#### DATA EXCERPTS

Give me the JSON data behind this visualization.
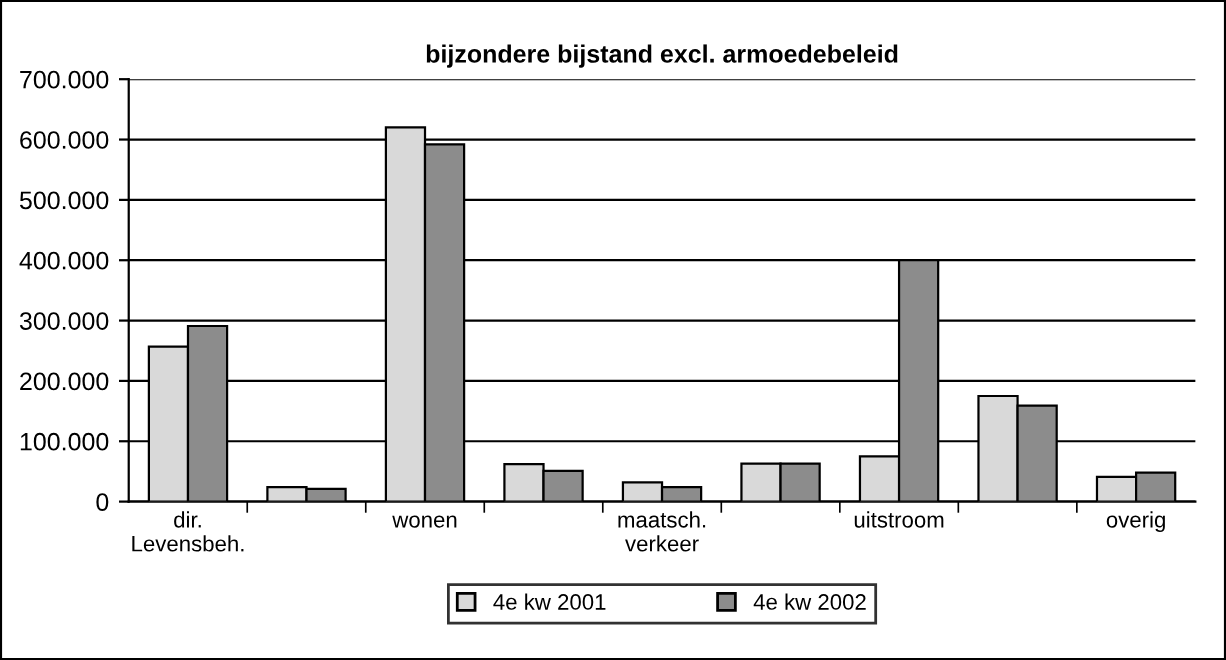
{
  "chart_data": {
    "type": "bar",
    "title": "bijzondere bijstand excl. armoedebeleid",
    "categories": [
      "dir.\nLevensbeh.",
      null,
      "wonen",
      null,
      "maatsch.\nverkeer",
      null,
      "uitstroom",
      null,
      "overig"
    ],
    "series": [
      {
        "name": "4e kw 2001",
        "color": "#d9d9d9",
        "values": [
          257000,
          24000,
          620000,
          62000,
          32000,
          63000,
          75000,
          175000,
          41000
        ]
      },
      {
        "name": "4e kw 2002",
        "color": "#8c8c8c",
        "values": [
          291000,
          21000,
          592000,
          51000,
          24000,
          63000,
          400000,
          159000,
          48000
        ]
      }
    ],
    "ylim": [
      0,
      700000
    ],
    "yticks": [
      0,
      {
        "value": 100000,
        "label": "100.000"
      },
      {
        "value": 200000,
        "label": "200.000"
      },
      {
        "value": 300000,
        "label": "300.000"
      },
      {
        "value": 400000,
        "label": "400.000"
      },
      {
        "value": 500000,
        "label": "500.000"
      },
      {
        "value": 600000,
        "label": "600.000"
      },
      {
        "value": 700000,
        "label": "700.000"
      }
    ],
    "grid": "y",
    "legend": "bottom"
  }
}
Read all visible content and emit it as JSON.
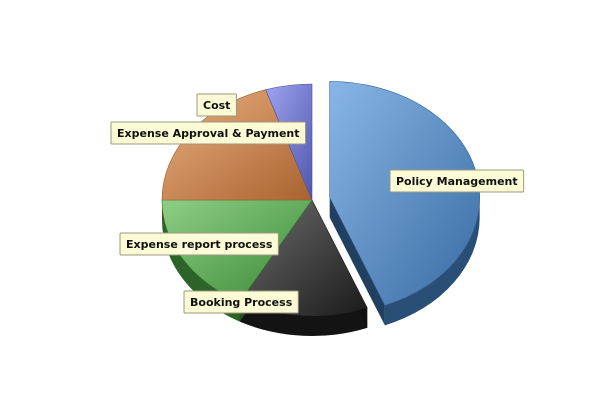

########

__WHAT IS ASKED__. Reproduce each line exactly as it appears, omitting the pictures.

__ANSWER TO THE EXERCISE__.
Give me the JSON data behind this visualization.
{
  "chart_data": {
    "type": "bar",
    "title": "bijzondere bijstand excl. armoedebeleid",
    "categories": [
      "dir.\nLevensbeh.",
      null,
      "wonen",
      null,
      "maatsch.\nverkeer",
      null,
      "uitstroom",
      null,
      "overig"
    ],
    "series": [
      {
        "name": "4e kw 2001",
        "color": "#d9d9d9",
        "values": [
          257000,
          24000,
          620000,
          62000,
          32000,
          63000,
          75000,
          175000,
          41000
        ]
      },
      {
        "name": "4e kw 2002",
        "color": "#8c8c8c",
        "values": [
          291000,
          21000,
          592000,
          51000,
          24000,
          63000,
          400000,
          159000,
          48000
        ]
      }
    ],
    "ylim": [
      0,
      700000
    ],
    "yticks": [
      0,
      {
        "value": 100000,
        "label": "100.000"
      },
      {
        "value": 200000,
        "label": "200.000"
      },
      {
        "value": 300000,
        "label": "300.000"
      },
      {
        "value": 400000,
        "label": "400.000"
      },
      {
        "value": 500000,
        "label": "500.000"
      },
      {
        "value": 600000,
        "label": "600.000"
      },
      {
        "value": 700000,
        "label": "700.000"
      }
    ],
    "grid": "y",
    "legend": "bottom"
  }
}
Read all visible content and emit it as JSON.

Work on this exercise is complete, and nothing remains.